* _SHORT TASK_: Every entry needs to be printed exactly, please.

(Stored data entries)

- - -

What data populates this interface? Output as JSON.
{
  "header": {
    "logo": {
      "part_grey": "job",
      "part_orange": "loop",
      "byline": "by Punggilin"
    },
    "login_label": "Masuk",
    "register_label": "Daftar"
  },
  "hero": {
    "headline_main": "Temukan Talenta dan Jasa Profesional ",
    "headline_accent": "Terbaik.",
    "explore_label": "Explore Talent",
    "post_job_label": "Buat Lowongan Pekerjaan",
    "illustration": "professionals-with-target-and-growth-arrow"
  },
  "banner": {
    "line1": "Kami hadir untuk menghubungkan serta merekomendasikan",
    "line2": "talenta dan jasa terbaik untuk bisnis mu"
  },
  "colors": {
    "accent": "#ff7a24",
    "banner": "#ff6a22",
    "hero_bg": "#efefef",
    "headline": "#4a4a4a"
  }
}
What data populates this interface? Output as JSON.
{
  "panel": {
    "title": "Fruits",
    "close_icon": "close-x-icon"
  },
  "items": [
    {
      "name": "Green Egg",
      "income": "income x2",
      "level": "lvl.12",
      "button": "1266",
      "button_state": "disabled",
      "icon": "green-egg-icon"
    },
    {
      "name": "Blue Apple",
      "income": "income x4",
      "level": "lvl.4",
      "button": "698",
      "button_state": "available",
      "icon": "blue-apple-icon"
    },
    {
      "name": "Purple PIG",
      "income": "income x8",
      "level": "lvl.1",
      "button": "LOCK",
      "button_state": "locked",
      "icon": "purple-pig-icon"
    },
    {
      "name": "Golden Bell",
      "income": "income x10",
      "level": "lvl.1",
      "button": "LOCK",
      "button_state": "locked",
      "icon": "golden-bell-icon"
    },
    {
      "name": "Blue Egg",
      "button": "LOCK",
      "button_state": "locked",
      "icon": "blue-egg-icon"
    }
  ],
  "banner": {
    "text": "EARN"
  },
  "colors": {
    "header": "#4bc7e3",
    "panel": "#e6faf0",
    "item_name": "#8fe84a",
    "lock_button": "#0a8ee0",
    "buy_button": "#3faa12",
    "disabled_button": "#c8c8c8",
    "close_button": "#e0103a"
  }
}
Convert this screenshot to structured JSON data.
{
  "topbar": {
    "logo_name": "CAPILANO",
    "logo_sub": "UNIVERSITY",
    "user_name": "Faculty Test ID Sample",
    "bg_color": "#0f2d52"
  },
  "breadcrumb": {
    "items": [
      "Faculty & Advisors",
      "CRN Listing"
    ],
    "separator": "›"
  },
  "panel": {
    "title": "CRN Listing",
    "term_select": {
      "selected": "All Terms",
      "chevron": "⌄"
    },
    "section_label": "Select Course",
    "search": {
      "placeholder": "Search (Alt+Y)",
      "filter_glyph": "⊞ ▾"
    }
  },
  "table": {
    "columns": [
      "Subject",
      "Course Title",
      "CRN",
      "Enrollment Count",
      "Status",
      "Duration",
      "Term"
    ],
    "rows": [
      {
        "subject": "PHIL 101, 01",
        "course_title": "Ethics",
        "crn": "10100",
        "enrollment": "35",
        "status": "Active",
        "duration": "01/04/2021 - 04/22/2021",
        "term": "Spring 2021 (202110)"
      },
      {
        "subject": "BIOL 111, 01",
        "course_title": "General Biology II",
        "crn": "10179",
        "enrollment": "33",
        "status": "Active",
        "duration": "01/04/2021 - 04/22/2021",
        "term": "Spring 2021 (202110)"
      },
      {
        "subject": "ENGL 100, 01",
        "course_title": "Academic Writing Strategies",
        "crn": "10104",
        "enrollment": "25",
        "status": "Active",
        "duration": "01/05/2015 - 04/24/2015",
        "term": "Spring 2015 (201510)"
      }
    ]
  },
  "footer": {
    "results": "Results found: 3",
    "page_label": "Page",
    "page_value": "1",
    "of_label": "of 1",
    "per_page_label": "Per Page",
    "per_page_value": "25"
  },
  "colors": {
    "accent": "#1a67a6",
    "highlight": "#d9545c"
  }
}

- - -

* _SOLUTION FOR THIS PROBLEM_:
What data populates this interface? Output as JSON.
{
  "header": {
    "logo": {
      "part_grey": "job",
      "part_orange": "loop",
      "byline": "by Punggilin"
    },
    "login_label": "Masuk",
    "register_label": "Daftar"
  },
  "hero": {
    "headline_main": "Temukan Talenta dan Jasa Profesional ",
    "headline_accent": "Terbaik.",
    "explore_label": "Explore Talent",
    "post_job_label": "Buat Lowongan Pekerjaan",
    "illustration": "professionals-with-target-and-growth-arrow"
  },
  "banner": {
    "line1": "Kami hadir untuk menghubungkan serta merekomendasikan",
    "line2": "talenta dan jasa terbaik untuk bisnis mu"
  },
  "colors": {
    "accent": "#ff7a24",
    "banner": "#ff6a22",
    "hero_bg": "#efefef",
    "headline": "#4a4a4a"
  }
}
What data populates this interface? Output as JSON.
{
  "panel": {
    "title": "Fruits",
    "close_icon": "close-x-icon"
  },
  "items": [
    {
      "name": "Green Egg",
      "income": "income x2",
      "level": "lvl.12",
      "button": "1266",
      "button_state": "disabled",
      "icon": "green-egg-icon"
    },
    {
      "name": "Blue Apple",
      "income": "income x4",
      "level": "lvl.4",
      "button": "698",
      "button_state": "available",
      "icon": "blue-apple-icon"
    },
    {
      "name": "Purple PIG",
      "income": "income x8",
      "level": "lvl.1",
      "button": "LOCK",
      "button_state": "locked",
      "icon": "purple-pig-icon"
    },
    {
      "name": "Golden Bell",
      "income": "income x10",
      "level": "lvl.1",
      "button": "LOCK",
      "button_state": "locked",
      "icon": "golden-bell-icon"
    },
    {
      "name": "Blue Egg",
      "button": "LOCK",
      "button_state": "locked",
      "icon": "blue-egg-icon"
    }
  ],
  "banner": {
    "text": "EARN"
  },
  "colors": {
    "header": "#4bc7e3",
    "panel": "#e6faf0",
    "item_name": "#8fe84a",
    "lock_button": "#0a8ee0",
    "buy_button": "#3faa12",
    "disabled_button": "#c8c8c8",
    "close_button": "#e0103a"
  }
}
Convert this screenshot to structured JSON data.
{
  "topbar": {
    "logo_name": "CAPILANO",
    "logo_sub": "UNIVERSITY",
    "user_name": "Faculty Test ID Sample",
    "bg_color": "#0f2d52"
  },
  "breadcrumb": {
    "items": [
      "Faculty & Advisors",
      "CRN Listing"
    ],
    "separator": "›"
  },
  "panel": {
    "title": "CRN Listing",
    "term_select": {
      "selected": "All Terms",
      "chevron": "⌄"
    },
    "section_label": "Select Course",
    "search": {
      "placeholder": "Search (Alt+Y)",
      "filter_glyph": "⊞ ▾"
    }
  },
  "table": {
    "columns": [
      "Subject",
      "Course Title",
      "CRN",
      "Enrollment Count",
      "Status",
      "Duration",
      "Term"
    ],
    "rows": [
      {
        "subject": "PHIL 101, 01",
        "course_title": "Ethics",
        "crn": "10100",
        "enrollment": "35",
        "status": "Active",
        "duration": "01/04/2021 - 04/22/2021",
        "term": "Spring 2021 (202110)"
      },
      {
        "subject": "BIOL 111, 01",
        "course_title": "General Biology II",
        "crn": "10179",
        "enrollment": "33",
        "status": "Active",
        "duration": "01/04/2021 - 04/22/2021",
        "term": "Spring 2021 (202110)"
      },
      {
        "subject": "ENGL 100, 01",
        "course_title": "Academic Writing Strategies",
        "crn": "10104",
        "enrollment": "25",
        "status": "Active",
        "duration": "01/05/2015 - 04/24/2015",
        "term": "Spring 2015 (201510)"
      }
    ]
  },
  "footer": {
    "results": "Results found: 3",
    "page_label": "Page",
    "page_value": "1",
    "of_label": "of 1",
    "per_page_label": "Per Page",
    "per_page_value": "25"
  },
  "colors": {
    "accent": "#1a67a6",
    "highlight": "#d9545c"
  }
}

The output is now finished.